Stored data entries:
* * * * *

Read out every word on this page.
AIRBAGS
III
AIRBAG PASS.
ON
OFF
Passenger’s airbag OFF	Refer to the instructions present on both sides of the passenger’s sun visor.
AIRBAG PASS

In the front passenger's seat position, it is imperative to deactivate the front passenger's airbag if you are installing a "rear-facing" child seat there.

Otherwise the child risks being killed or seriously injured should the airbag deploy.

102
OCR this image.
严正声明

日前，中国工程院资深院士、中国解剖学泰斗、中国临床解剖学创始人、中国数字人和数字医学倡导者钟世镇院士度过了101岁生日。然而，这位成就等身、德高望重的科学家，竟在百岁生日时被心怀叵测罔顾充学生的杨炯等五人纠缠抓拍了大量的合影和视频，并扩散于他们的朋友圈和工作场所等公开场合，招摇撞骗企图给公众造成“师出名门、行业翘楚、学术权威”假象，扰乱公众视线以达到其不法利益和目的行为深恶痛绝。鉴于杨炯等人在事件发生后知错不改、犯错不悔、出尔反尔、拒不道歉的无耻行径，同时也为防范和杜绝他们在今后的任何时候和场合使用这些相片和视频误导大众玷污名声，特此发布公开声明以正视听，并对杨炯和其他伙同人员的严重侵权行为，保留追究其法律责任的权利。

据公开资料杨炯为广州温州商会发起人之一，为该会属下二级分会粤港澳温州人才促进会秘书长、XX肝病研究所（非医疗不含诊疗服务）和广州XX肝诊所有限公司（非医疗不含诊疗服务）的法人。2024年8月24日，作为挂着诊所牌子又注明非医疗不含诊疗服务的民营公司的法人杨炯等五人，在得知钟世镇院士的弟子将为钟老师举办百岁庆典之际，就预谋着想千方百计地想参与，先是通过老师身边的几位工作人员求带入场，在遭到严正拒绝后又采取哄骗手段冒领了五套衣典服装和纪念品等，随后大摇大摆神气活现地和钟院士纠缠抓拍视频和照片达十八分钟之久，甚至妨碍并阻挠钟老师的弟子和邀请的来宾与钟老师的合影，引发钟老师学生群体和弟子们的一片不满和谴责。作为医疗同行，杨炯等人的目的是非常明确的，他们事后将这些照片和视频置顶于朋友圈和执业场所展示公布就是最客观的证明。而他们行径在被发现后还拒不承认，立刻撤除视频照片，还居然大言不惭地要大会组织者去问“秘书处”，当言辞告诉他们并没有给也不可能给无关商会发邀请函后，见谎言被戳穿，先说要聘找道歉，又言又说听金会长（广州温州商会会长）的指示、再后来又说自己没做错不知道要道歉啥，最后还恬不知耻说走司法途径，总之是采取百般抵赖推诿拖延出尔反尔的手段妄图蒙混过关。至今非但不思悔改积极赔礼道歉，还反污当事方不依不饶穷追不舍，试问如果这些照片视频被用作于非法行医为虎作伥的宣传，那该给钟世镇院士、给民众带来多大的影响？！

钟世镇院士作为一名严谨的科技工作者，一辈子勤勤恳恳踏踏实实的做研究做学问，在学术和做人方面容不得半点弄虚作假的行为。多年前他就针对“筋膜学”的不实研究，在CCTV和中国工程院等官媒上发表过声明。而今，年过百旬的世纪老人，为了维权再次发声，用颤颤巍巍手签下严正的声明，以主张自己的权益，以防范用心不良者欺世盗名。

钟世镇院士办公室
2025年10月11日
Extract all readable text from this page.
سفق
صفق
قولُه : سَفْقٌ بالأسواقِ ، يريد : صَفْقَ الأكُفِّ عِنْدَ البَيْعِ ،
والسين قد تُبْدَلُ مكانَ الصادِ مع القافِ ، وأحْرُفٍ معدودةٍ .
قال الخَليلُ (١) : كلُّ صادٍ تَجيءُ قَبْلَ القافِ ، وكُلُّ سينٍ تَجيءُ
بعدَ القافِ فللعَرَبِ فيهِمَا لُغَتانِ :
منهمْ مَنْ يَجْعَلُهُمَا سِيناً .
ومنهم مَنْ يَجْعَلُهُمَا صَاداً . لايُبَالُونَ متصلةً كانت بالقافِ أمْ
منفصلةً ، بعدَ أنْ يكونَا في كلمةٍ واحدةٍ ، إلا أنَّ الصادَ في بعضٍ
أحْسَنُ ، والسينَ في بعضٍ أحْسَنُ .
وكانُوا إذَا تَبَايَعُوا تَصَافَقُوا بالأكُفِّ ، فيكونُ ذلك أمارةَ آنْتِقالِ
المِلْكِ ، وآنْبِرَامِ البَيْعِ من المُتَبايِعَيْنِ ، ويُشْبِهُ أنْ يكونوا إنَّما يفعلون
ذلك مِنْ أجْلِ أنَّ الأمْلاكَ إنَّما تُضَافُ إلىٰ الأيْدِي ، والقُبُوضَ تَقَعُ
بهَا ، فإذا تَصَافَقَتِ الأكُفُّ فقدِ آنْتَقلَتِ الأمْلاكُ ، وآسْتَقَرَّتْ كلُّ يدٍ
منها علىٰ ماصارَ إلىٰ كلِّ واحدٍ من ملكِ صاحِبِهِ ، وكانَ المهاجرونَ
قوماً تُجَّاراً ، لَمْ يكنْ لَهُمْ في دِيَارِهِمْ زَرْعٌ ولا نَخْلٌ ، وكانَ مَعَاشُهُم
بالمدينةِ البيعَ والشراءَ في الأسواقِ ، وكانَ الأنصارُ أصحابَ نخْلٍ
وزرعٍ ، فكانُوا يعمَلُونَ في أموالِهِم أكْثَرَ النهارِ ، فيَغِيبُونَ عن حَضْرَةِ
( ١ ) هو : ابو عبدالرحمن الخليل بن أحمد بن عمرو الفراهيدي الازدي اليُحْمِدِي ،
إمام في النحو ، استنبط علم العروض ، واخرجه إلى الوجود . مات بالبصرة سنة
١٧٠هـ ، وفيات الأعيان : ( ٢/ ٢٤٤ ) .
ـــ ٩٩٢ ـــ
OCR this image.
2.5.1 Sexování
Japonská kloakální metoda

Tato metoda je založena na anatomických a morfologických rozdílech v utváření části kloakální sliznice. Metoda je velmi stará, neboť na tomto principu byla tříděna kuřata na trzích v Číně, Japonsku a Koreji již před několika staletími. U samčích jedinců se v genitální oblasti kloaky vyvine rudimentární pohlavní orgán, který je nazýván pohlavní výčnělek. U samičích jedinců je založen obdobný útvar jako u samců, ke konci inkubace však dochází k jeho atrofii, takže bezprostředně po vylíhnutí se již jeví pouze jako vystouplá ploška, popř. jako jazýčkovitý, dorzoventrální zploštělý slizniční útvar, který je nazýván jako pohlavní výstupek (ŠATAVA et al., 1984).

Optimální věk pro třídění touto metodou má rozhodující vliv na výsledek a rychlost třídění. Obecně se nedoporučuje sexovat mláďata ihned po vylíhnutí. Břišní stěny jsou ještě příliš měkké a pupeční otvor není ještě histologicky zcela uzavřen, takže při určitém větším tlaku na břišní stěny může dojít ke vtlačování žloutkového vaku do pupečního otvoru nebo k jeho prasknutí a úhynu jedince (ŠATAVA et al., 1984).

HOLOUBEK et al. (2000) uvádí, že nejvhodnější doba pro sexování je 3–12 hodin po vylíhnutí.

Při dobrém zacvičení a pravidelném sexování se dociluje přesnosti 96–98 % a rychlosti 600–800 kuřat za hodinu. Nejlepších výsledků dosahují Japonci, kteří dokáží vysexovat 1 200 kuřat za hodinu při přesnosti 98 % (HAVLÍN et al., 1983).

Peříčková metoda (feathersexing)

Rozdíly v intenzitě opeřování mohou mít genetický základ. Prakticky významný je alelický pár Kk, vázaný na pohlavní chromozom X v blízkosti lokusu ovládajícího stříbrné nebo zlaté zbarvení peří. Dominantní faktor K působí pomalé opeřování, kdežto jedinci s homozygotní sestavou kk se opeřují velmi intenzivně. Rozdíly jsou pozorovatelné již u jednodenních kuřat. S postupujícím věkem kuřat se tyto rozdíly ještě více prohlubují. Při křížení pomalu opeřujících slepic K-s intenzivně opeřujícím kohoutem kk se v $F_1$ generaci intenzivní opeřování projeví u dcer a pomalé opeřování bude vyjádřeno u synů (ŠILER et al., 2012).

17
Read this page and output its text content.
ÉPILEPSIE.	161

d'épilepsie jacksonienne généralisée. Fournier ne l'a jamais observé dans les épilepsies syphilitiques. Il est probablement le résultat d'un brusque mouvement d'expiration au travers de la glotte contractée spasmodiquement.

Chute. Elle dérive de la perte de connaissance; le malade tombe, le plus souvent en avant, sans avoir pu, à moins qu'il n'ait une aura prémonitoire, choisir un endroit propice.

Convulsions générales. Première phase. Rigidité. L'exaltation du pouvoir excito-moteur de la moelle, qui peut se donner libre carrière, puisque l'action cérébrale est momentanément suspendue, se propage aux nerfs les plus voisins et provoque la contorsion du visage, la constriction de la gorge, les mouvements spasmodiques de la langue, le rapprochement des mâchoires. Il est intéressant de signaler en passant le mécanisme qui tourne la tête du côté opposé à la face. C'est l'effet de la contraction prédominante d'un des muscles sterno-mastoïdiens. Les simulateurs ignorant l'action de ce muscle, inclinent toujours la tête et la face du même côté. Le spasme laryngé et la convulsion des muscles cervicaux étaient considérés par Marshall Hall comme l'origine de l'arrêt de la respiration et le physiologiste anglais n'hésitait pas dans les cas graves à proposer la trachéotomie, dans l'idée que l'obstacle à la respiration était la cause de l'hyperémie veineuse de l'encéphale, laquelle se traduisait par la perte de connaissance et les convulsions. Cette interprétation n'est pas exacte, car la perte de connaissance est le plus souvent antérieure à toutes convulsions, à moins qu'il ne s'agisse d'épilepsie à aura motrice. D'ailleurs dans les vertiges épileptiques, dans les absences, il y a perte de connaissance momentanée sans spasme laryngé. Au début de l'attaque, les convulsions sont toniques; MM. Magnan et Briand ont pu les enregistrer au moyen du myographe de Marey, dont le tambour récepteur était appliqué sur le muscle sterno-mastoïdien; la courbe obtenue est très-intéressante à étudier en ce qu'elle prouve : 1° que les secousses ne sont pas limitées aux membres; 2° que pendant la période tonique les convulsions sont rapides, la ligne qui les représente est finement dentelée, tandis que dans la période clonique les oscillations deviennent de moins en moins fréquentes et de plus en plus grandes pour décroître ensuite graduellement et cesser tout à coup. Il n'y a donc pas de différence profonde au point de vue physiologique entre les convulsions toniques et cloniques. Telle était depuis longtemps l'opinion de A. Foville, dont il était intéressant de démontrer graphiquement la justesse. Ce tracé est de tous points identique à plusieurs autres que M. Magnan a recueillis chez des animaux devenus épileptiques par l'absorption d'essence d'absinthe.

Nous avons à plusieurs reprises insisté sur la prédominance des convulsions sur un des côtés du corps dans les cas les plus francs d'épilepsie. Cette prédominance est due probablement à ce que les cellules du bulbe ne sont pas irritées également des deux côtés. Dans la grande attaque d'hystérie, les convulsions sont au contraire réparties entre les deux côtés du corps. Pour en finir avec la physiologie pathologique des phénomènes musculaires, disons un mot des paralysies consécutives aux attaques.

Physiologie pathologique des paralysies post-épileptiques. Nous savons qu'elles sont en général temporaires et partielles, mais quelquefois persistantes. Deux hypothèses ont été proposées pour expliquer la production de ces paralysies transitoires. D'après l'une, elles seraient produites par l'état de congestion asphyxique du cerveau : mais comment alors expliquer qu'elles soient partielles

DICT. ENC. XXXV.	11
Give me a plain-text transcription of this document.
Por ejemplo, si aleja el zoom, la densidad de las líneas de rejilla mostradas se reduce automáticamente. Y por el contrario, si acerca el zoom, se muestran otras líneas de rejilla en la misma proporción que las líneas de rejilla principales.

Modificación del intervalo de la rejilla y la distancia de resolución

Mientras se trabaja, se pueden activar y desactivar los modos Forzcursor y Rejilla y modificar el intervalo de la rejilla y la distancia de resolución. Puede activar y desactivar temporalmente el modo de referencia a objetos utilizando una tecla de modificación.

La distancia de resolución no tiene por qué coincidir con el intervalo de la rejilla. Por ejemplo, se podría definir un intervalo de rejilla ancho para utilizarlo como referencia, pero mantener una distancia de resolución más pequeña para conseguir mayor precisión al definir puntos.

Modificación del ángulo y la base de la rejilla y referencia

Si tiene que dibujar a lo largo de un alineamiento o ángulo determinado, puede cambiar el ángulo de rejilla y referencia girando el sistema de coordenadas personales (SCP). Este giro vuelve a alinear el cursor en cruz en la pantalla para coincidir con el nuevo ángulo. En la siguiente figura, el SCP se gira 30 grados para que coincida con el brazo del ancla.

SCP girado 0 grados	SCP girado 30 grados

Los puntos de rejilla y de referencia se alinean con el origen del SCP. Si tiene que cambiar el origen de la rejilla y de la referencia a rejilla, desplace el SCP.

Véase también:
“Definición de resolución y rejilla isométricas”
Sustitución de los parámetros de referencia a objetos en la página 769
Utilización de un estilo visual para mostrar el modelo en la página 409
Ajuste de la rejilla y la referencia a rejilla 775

* * * * *

(Objective)
Find each line holding the string "metoda" and copy it out.

(Completed exercise)
Japonská kloakální metoda
Tato metoda je založena na anatomických a morfologických rozdílech v utváření části kloakální sliznice. Metoda je velmi stará, neboť na tomto principu byla tříděna kuřata na trzích v Číně, Japonsku a Koreji již před několika staletími. U samčích jedinců se v genitální oblasti kloaky vyvine rudimentární pohlavní orgán, který je nazýván pohlavní výčnělek. U samičích jedinců je založen obdobný útvar jako u samců, ke konci inkubace však dochází k jeho atrofii, takže bezprostředně po vylíhnutí se již jeví pouze jako vystouplá ploška, popř. jako jazýčkovitý, dorzoventrální zploštělý slizniční útvar, který je nazýván jako pohlavní výstupek (ŠATAVA et al., 1984).
Peříčková metoda (feathersexing)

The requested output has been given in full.